EXERCISE DESCRIPTION:
Below you will find a set of lines. Repeat them all exactly.

INPUT FOR THIS TASK:
+-------+
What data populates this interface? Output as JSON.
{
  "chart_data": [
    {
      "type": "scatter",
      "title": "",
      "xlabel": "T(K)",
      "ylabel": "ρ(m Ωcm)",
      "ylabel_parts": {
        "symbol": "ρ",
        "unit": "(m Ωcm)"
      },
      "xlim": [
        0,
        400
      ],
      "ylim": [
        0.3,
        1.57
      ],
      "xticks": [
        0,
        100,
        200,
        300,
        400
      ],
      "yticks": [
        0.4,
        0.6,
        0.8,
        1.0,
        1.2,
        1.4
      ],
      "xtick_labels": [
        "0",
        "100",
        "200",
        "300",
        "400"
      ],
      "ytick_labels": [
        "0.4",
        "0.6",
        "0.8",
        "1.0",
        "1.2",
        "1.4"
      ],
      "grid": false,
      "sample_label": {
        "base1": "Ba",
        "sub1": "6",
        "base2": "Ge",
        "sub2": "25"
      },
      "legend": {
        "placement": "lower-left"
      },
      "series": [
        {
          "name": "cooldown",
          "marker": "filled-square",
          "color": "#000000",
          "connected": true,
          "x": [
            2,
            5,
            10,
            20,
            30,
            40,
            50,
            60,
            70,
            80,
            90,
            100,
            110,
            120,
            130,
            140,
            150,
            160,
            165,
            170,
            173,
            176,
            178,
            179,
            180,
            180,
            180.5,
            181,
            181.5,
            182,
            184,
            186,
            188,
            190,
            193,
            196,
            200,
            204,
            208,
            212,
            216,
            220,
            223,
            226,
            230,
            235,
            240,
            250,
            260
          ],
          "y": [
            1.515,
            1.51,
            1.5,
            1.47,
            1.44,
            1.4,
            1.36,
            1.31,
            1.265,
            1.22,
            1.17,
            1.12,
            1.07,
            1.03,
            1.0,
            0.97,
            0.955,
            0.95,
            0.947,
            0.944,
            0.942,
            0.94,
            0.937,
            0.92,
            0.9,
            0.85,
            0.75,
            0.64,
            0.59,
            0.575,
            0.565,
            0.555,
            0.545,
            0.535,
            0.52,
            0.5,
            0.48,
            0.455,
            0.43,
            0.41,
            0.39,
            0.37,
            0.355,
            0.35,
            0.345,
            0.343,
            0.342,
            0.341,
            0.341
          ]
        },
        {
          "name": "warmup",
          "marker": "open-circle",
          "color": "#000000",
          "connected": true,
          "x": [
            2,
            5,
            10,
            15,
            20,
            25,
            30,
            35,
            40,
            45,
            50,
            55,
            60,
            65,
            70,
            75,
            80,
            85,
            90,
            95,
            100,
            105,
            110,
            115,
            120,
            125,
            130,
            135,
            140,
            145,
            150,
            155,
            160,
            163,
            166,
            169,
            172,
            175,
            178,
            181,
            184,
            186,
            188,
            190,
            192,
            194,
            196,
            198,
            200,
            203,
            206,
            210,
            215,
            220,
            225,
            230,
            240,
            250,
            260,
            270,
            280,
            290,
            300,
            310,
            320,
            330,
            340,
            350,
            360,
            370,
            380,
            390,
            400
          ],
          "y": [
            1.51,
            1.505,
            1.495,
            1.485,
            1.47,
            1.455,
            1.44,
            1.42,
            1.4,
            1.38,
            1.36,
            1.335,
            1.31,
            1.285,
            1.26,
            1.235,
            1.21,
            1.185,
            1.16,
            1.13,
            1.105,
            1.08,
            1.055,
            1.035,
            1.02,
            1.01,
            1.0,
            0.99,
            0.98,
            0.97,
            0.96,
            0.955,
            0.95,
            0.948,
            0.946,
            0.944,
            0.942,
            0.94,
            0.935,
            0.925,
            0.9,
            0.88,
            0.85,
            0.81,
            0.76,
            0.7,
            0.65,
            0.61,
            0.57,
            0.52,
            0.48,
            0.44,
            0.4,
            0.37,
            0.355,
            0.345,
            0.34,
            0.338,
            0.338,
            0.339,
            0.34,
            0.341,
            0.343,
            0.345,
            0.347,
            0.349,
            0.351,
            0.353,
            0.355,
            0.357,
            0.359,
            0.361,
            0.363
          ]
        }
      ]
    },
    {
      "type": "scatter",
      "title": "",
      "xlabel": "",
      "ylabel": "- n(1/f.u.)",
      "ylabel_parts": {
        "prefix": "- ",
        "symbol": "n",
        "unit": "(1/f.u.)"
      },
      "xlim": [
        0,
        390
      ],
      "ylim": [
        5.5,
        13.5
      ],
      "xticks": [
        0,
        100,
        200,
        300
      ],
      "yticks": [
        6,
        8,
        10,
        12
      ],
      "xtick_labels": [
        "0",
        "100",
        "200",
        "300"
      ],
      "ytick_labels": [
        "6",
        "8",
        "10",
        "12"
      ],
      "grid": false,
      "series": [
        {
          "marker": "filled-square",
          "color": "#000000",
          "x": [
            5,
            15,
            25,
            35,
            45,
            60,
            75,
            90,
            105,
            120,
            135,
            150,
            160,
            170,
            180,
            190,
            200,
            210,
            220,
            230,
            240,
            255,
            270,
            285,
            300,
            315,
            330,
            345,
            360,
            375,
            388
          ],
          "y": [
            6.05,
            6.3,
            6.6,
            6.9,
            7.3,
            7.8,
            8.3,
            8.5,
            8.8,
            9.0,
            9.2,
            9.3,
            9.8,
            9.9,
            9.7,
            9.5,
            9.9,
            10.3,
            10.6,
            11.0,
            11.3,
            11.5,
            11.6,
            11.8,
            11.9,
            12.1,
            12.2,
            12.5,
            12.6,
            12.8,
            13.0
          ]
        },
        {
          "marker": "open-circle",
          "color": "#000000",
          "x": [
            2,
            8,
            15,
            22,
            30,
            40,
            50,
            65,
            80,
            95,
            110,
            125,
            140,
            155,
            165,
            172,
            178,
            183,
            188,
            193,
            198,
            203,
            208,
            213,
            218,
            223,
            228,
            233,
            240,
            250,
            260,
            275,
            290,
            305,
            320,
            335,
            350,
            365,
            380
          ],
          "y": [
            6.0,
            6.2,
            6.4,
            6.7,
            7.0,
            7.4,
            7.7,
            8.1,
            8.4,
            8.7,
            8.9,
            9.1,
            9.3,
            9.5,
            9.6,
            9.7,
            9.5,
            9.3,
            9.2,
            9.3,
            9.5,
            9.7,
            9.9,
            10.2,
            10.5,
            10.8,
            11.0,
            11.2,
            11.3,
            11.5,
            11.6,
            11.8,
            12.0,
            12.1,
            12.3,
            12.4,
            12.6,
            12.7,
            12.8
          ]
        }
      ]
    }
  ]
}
+-------+
CORRECT OUTPUT:
What data populates this interface? Output as JSON.
{
  "chart_data": [
    {
      "type": "scatter",
      "title": "",
      "xlabel": "T(K)",
      "ylabel": "ρ(m Ωcm)",
      "ylabel_parts": {
        "symbol": "ρ",
        "unit": "(m Ωcm)"
      },
      "xlim": [
        0,
        400
      ],
      "ylim": [
        0.3,
        1.57
      ],
      "xticks": [
        0,
        100,
        200,
        300,
        400
      ],
      "yticks": [
        0.4,
        0.6,
        0.8,
        1.0,
        1.2,
        1.4
      ],
      "xtick_labels": [
        "0",
        "100",
        "200",
        "300",
        "400"
      ],
      "ytick_labels": [
        "0.4",
        "0.6",
        "0.8",
        "1.0",
        "1.2",
        "1.4"
      ],
      "grid": false,
      "sample_label": {
        "base1": "Ba",
        "sub1": "6",
        "base2": "Ge",
        "sub2": "25"
      },
      "legend": {
        "placement": "lower-left"
      },
      "series": [
        {
          "name": "cooldown",
          "marker": "filled-square",
          "color": "#000000",
          "connected": true,
          "x": [
            2,
            5,
            10,
            20,
            30,
            40,
            50,
            60,
            70,
            80,
            90,
            100,
            110,
            120,
            130,
            140,
            150,
            160,
            165,
            170,
            173,
            176,
            178,
            179,
            180,
            180,
            180.5,
            181,
            181.5,
            182,
            184,
            186,
            188,
            190,
            193,
            196,
            200,
            204,
            208,
            212,
            216,
            220,
            223,
            226,
            230,
            235,
            240,
            250,
            260
          ],
          "y": [
            1.515,
            1.51,
            1.5,
            1.47,
            1.44,
            1.4,
            1.36,
            1.31,
            1.265,
            1.22,
            1.17,
            1.12,
            1.07,
            1.03,
            1.0,
            0.97,
            0.955,
            0.95,
            0.947,
            0.944,
            0.942,
            0.94,
            0.937,
            0.92,
            0.9,
            0.85,
            0.75,
            0.64,
            0.59,
            0.575,
            0.565,
            0.555,
            0.545,
            0.535,
            0.52,
            0.5,
            0.48,
            0.455,
            0.43,
            0.41,
            0.39,
            0.37,
            0.355,
            0.35,
            0.345,
            0.343,
            0.342,
            0.341,
            0.341
          ]
        },
        {
          "name": "warmup",
          "marker": "open-circle",
          "color": "#000000",
          "connected": true,
          "x": [
            2,
            5,
            10,
            15,
            20,
            25,
            30,
            35,
            40,
            45,
            50,
            55,
            60,
            65,
            70,
            75,
            80,
            85,
            90,
            95,
            100,
            105,
            110,
            115,
            120,
            125,
            130,
            135,
            140,
            145,
            150,
            155,
            160,
            163,
            166,
            169,
            172,
            175,
            178,
            181,
            184,
            186,
            188,
            190,
            192,
            194,
            196,
            198,
            200,
            203,
            206,
            210,
            215,
            220,
            225,
            230,
            240,
            250,
            260,
            270,
            280,
            290,
            300,
            310,
            320,
            330,
            340,
            350,
            360,
            370,
            380,
            390,
            400
          ],
          "y": [
            1.51,
            1.505,
            1.495,
            1.485,
            1.47,
            1.455,
            1.44,
            1.42,
            1.4,
            1.38,
            1.36,
            1.335,
            1.31,
            1.285,
            1.26,
            1.235,
            1.21,
            1.185,
            1.16,
            1.13,
            1.105,
            1.08,
            1.055,
            1.035,
            1.02,
            1.01,
            1.0,
            0.99,
            0.98,
            0.97,
            0.96,
            0.955,
            0.95,
            0.948,
            0.946,
            0.944,
            0.942,
            0.94,
            0.935,
            0.925,
            0.9,
            0.88,
            0.85,
            0.81,
            0.76,
            0.7,
            0.65,
            0.61,
            0.57,
            0.52,
            0.48,
            0.44,
            0.4,
            0.37,
            0.355,
            0.345,
            0.34,
            0.338,
            0.338,
            0.339,
            0.34,
            0.341,
            0.343,
            0.345,
            0.347,
            0.349,
            0.351,
            0.353,
            0.355,
            0.357,
            0.359,
            0.361,
            0.363
          ]
        }
      ]
    },
    {
      "type": "scatter",
      "title": "",
      "xlabel": "",
      "ylabel": "- n(1/f.u.)",
      "ylabel_parts": {
        "prefix": "- ",
        "symbol": "n",
        "unit": "(1/f.u.)"
      },
      "xlim": [
        0,
        390
      ],
      "ylim": [
        5.5,
        13.5
      ],
      "xticks": [
        0,
        100,
        200,
        300
      ],
      "yticks": [
        6,
        8,
        10,
        12
      ],
      "xtick_labels": [
        "0",
        "100",
        "200",
        "300"
      ],
      "ytick_labels": [
        "6",
        "8",
        "10",
        "12"
      ],
      "grid": false,
      "series": [
        {
          "marker": "filled-square",
          "color": "#000000",
          "x": [
            5,
            15,
            25,
            35,
            45,
            60,
            75,
            90,
            105,
            120,
            135,
            150,
            160,
            170,
            180,
            190,
            200,
            210,
            220,
            230,
            240,
            255,
            270,
            285,
            300,
            315,
            330,
            345,
            360,
            375,
            388
          ],
          "y": [
            6.05,
            6.3,
            6.6,
            6.9,
            7.3,
            7.8,
            8.3,
            8.5,
            8.8,
            9.0,
            9.2,
            9.3,
            9.8,
            9.9,
            9.7,
            9.5,
            9.9,
            10.3,
            10.6,
            11.0,
            11.3,
            11.5,
            11.6,
            11.8,
            11.9,
            12.1,
            12.2,
            12.5,
            12.6,
            12.8,
            13.0
          ]
        },
        {
          "marker": "open-circle",
          "color": "#000000",
          "x": [
            2,
            8,
            15,
            22,
            30,
            40,
            50,
            65,
            80,
            95,
            110,
            125,
            140,
            155,
            165,
            172,
            178,
            183,
            188,
            193,
            198,
            203,
            208,
            213,
            218,
            223,
            228,
            233,
            240,
            250,
            260,
            275,
            290,
            305,
            320,
            335,
            350,
            365,
            380
          ],
          "y": [
            6.0,
            6.2,
            6.4,
            6.7,
            7.0,
            7.4,
            7.7,
            8.1,
            8.4,
            8.7,
            8.9,
            9.1,
            9.3,
            9.5,
            9.6,
            9.7,
            9.5,
            9.3,
            9.2,
            9.3,
            9.5,
            9.7,
            9.9,
            10.2,
            10.5,
            10.8,
            11.0,
            11.2,
            11.3,
            11.5,
            11.6,
            11.8,
            12.0,
            12.1,
            12.3,
            12.4,
            12.6,
            12.7,
            12.8
          ]
        }
      ]
    }
  ]
}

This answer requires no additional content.